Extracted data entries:

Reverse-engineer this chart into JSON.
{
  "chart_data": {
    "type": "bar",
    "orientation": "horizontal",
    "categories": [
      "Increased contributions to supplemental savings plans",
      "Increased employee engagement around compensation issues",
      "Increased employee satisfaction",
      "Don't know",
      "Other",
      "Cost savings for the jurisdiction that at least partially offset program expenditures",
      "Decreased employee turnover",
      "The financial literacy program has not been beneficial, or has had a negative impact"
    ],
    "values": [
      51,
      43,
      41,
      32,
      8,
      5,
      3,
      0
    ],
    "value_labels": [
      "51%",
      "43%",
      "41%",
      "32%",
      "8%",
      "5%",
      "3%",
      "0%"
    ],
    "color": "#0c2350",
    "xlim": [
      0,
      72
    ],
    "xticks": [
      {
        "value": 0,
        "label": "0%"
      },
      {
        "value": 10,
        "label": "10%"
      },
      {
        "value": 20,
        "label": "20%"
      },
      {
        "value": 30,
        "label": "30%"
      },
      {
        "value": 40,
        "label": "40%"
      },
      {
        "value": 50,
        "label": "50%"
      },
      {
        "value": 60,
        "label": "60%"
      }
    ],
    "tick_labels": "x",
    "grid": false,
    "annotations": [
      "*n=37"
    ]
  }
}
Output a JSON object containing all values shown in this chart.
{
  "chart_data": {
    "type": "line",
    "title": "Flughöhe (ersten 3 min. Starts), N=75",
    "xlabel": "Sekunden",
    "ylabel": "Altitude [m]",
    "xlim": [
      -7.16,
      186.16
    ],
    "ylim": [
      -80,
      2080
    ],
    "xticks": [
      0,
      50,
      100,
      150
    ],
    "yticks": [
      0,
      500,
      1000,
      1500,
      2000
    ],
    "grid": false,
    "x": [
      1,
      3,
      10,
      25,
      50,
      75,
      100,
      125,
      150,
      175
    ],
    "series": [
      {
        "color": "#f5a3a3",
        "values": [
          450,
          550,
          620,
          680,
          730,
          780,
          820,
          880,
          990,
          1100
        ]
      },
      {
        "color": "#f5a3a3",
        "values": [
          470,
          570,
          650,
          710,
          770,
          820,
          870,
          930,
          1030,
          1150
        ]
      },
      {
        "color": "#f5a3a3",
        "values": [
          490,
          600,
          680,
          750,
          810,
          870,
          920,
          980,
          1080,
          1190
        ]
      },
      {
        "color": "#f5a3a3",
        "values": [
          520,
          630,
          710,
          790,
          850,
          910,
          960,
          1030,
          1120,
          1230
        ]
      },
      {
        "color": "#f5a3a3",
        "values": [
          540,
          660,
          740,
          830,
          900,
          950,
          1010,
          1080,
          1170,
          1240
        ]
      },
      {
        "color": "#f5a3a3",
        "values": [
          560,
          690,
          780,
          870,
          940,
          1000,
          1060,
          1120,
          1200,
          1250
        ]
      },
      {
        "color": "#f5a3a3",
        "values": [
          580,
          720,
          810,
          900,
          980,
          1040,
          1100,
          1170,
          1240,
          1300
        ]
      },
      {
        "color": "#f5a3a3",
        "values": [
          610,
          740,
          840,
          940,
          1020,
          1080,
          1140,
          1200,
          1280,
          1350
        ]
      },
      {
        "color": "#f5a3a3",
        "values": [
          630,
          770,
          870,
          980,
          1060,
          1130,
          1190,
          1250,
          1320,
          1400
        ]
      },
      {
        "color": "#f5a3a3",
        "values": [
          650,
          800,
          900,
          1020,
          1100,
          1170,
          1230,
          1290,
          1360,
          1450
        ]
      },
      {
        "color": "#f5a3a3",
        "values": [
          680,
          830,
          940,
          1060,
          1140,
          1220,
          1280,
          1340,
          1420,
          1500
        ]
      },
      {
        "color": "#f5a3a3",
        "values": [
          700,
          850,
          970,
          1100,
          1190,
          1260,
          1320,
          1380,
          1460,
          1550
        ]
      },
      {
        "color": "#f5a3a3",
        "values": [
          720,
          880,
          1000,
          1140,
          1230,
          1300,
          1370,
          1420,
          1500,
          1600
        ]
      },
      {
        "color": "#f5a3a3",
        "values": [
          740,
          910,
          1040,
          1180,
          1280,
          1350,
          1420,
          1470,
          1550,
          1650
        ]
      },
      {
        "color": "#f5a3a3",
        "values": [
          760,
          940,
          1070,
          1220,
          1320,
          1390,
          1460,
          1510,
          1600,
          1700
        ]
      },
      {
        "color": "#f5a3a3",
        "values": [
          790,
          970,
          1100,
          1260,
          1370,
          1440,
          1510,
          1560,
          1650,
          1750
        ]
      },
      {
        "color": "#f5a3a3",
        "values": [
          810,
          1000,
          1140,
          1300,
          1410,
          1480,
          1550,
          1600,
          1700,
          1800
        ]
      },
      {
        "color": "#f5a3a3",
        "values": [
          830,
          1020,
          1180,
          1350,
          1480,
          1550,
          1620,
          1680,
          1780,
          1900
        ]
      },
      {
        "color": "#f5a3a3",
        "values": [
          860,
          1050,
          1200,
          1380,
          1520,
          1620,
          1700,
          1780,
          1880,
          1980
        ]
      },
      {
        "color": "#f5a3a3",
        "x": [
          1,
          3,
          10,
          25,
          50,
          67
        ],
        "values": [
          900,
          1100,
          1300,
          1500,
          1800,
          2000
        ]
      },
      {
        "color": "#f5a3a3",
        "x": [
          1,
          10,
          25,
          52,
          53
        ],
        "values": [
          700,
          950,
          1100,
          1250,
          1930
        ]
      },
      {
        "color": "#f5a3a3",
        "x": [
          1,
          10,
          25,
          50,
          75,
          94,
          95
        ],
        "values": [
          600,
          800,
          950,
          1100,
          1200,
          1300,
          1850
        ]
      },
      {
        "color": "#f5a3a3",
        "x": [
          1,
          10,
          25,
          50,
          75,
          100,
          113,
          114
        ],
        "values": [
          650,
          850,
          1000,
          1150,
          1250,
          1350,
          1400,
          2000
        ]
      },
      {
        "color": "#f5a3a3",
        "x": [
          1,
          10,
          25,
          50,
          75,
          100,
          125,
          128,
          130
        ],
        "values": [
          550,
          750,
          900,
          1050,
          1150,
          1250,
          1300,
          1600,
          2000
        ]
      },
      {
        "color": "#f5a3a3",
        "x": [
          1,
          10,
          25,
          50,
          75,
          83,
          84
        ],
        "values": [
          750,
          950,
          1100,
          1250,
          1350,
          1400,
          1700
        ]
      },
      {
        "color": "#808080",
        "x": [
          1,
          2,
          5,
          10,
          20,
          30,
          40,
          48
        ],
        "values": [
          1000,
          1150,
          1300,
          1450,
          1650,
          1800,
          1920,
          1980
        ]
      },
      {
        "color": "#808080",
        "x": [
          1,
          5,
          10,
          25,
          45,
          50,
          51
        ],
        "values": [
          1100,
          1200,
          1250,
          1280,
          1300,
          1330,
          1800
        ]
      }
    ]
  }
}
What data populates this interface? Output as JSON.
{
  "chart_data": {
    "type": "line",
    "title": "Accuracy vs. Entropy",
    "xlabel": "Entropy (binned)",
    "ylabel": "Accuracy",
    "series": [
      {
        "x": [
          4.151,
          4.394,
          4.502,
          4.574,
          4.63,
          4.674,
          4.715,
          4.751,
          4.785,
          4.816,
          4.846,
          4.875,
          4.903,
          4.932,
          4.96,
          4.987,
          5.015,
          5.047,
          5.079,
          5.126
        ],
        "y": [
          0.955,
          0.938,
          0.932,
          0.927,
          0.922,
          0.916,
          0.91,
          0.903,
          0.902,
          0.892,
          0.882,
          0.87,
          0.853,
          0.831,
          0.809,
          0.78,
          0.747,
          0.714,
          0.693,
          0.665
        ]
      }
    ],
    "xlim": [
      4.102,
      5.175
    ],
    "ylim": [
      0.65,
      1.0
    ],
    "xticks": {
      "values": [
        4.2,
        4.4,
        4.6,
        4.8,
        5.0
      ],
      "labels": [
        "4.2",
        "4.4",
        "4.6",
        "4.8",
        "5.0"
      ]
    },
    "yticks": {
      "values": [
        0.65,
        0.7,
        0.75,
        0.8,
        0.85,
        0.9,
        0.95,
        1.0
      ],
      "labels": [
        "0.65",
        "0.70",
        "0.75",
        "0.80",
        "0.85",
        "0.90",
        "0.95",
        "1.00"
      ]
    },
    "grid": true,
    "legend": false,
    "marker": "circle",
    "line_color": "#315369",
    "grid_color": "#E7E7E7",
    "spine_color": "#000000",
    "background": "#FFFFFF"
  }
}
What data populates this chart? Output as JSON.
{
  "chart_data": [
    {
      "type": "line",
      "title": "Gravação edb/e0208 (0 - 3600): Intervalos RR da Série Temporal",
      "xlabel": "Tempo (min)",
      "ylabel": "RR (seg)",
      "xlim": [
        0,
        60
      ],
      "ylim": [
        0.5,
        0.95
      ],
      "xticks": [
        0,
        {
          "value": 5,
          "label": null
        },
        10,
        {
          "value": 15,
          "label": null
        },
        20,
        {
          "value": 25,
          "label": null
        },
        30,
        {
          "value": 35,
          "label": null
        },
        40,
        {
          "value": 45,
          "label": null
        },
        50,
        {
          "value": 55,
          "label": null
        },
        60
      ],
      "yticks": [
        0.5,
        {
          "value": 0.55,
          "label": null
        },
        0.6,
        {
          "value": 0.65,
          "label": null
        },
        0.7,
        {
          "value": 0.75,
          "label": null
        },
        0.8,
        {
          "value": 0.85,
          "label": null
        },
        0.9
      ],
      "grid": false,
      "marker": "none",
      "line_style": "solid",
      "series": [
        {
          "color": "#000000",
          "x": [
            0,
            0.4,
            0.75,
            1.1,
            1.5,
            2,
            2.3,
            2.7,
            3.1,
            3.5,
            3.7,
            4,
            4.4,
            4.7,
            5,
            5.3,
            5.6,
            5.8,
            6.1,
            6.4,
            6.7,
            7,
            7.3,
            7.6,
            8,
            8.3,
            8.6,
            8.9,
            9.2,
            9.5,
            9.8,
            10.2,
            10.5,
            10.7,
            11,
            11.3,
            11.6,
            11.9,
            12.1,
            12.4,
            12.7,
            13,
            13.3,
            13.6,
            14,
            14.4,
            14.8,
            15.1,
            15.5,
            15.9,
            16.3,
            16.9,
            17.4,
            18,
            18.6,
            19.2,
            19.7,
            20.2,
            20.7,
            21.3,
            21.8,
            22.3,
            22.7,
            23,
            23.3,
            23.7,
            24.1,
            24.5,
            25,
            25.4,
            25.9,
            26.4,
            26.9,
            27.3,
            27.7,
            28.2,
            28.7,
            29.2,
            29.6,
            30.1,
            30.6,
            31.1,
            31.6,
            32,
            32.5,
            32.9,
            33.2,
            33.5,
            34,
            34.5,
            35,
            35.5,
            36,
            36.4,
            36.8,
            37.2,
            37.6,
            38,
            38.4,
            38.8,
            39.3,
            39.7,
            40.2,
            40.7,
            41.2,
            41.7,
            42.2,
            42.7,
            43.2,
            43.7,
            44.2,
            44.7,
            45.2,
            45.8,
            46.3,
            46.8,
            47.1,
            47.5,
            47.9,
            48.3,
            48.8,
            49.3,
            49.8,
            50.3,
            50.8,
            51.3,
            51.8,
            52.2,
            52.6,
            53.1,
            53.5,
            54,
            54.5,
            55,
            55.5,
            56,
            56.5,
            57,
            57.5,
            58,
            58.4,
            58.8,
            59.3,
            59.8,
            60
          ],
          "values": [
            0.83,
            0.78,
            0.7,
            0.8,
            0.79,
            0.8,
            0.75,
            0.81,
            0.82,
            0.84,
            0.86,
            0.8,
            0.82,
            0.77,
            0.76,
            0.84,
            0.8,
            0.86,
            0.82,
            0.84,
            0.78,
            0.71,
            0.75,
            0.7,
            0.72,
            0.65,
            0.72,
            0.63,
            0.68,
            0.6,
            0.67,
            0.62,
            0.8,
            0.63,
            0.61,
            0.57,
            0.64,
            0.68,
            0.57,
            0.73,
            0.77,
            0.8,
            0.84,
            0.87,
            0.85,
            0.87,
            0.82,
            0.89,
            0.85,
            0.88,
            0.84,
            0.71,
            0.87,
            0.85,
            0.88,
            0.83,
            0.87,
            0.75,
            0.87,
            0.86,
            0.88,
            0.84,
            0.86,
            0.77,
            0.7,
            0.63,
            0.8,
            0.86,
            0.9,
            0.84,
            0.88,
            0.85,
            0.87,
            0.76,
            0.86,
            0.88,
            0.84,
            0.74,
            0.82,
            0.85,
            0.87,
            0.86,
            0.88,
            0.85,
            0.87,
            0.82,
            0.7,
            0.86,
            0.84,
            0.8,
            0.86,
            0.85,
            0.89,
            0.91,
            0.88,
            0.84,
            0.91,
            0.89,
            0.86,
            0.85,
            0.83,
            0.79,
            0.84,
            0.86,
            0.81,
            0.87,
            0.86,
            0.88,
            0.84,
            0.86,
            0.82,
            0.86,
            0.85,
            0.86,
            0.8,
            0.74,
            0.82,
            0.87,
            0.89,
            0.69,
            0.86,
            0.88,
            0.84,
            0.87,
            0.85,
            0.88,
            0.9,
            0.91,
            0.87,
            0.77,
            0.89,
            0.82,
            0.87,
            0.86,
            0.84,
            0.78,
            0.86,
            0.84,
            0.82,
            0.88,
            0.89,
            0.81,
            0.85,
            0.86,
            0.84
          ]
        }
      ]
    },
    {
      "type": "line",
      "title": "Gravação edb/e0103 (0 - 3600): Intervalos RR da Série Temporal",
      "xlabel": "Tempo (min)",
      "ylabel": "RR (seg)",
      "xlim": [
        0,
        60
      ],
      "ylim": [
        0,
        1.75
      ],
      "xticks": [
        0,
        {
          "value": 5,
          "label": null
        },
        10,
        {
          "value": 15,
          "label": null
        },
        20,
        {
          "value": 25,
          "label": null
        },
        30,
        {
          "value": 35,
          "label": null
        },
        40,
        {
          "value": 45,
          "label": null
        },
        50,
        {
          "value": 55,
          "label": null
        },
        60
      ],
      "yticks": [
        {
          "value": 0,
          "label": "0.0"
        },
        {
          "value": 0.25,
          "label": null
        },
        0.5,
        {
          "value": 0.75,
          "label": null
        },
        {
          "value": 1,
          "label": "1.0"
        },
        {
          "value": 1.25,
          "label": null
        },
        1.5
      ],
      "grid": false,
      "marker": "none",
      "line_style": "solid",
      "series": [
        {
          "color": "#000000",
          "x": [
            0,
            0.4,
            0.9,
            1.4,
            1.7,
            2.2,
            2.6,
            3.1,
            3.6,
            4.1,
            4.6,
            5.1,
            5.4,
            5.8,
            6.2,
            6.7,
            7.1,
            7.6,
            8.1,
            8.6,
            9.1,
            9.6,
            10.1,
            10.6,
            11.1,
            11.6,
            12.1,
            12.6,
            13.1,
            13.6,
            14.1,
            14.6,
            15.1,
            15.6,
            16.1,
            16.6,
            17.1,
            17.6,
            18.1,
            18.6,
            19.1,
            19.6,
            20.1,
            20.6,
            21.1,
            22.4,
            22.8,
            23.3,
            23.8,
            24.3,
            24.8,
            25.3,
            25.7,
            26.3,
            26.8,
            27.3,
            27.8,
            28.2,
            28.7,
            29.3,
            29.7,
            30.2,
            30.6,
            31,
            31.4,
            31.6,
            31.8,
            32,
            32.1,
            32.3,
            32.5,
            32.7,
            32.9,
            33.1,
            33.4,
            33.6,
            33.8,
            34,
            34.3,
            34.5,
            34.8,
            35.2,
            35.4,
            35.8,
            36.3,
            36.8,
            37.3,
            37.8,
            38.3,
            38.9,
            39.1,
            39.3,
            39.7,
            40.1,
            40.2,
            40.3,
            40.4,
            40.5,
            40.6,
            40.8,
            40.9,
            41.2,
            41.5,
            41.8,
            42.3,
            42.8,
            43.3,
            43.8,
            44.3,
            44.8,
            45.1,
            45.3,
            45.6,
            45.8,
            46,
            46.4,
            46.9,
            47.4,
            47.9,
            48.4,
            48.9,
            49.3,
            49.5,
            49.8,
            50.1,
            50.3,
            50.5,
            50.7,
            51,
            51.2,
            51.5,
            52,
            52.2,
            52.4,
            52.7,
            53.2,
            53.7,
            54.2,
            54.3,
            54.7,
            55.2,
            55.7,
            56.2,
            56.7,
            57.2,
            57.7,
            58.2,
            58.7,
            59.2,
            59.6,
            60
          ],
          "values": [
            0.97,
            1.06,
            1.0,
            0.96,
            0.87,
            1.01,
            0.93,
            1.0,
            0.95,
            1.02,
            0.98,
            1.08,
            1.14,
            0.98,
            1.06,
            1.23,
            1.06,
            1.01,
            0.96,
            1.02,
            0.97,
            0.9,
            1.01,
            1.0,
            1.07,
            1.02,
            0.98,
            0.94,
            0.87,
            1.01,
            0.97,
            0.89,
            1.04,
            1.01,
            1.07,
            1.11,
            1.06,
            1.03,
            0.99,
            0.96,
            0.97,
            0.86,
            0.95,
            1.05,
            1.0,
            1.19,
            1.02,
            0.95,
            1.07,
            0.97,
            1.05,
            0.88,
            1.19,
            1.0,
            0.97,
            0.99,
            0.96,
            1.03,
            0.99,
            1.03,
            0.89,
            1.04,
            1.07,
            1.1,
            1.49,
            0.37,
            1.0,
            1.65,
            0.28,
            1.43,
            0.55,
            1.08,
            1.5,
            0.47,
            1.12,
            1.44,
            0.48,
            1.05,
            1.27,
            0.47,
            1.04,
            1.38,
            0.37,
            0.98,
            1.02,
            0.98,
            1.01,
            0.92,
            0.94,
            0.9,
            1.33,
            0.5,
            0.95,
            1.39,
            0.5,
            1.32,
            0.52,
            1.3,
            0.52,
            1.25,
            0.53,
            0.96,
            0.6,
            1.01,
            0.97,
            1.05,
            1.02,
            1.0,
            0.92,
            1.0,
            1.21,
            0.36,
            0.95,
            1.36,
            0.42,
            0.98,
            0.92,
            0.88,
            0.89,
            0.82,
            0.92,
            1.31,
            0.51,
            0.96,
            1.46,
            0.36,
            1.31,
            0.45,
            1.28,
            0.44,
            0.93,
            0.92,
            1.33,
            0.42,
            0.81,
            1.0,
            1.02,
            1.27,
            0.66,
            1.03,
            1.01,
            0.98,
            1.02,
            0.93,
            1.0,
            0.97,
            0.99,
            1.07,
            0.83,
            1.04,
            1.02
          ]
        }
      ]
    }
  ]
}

* [Your task] Pull out each line of the listing that holds the string "Increased".

* [In response]
      "Increased contributions to supplemental savings plans",
      "Increased employee engagement around compensation issues",
      "Increased employee satisfaction",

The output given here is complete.